--- Given data ---

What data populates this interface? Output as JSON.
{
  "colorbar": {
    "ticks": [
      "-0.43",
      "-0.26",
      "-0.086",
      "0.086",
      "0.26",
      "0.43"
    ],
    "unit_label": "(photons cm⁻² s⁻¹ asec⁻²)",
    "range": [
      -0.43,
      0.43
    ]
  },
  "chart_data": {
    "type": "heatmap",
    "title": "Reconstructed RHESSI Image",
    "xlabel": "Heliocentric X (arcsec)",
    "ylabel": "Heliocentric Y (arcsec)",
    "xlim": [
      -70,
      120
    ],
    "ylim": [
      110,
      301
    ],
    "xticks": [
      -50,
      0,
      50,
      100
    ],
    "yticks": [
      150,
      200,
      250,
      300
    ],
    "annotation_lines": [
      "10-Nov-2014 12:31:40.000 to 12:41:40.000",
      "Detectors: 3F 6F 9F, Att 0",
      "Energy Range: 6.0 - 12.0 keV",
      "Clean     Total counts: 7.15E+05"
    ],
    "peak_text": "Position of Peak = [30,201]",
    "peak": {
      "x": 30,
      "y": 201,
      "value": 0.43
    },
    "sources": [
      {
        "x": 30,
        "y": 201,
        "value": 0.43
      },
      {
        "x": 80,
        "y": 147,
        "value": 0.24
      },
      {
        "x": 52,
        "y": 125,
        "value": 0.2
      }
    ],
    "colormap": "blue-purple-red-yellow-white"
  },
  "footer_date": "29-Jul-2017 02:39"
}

---
--- Given data ---

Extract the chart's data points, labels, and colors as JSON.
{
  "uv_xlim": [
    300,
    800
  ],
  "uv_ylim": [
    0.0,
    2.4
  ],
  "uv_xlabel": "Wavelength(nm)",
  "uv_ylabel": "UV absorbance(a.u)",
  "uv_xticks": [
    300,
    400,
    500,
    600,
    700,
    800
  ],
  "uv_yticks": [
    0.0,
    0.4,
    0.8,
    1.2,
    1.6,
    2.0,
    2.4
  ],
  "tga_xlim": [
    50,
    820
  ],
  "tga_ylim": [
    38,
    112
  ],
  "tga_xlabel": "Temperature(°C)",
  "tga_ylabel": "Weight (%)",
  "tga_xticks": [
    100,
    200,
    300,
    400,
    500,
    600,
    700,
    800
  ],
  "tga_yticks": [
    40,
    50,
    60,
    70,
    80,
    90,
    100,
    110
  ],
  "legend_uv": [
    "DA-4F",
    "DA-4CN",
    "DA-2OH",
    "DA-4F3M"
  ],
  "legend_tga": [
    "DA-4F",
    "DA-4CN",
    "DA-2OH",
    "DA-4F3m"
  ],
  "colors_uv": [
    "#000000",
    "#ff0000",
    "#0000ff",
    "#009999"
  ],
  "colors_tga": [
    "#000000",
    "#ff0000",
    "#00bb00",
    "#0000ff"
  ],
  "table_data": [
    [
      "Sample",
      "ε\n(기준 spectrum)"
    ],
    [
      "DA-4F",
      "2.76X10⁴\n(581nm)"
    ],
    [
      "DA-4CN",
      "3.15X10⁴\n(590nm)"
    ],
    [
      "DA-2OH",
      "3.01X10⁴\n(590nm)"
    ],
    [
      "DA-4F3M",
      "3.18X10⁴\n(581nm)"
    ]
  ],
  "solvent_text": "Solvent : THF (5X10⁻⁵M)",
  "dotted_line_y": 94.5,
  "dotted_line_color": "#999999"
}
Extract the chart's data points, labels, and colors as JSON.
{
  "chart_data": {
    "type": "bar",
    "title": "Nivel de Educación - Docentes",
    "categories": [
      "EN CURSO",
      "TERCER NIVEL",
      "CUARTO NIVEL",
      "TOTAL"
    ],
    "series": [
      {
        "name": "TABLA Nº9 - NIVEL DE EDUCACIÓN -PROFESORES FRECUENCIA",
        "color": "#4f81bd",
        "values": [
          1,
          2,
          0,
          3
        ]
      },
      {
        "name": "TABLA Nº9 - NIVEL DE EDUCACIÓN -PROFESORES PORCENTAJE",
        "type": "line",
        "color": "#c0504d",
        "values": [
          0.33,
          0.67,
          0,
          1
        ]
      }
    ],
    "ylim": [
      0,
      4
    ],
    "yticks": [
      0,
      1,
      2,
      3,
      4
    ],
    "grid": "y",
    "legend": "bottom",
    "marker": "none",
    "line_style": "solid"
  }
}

---

Pull out every line of the records that includes the string "TABLA".

        "name": "TABLA Nº9 - NIVEL DE EDUCACIÓN -PROFESORES FRECUENCIA",
        "name": "TABLA Nº9 - NIVEL DE EDUCACIÓN -PROFESORES PORCENTAJE",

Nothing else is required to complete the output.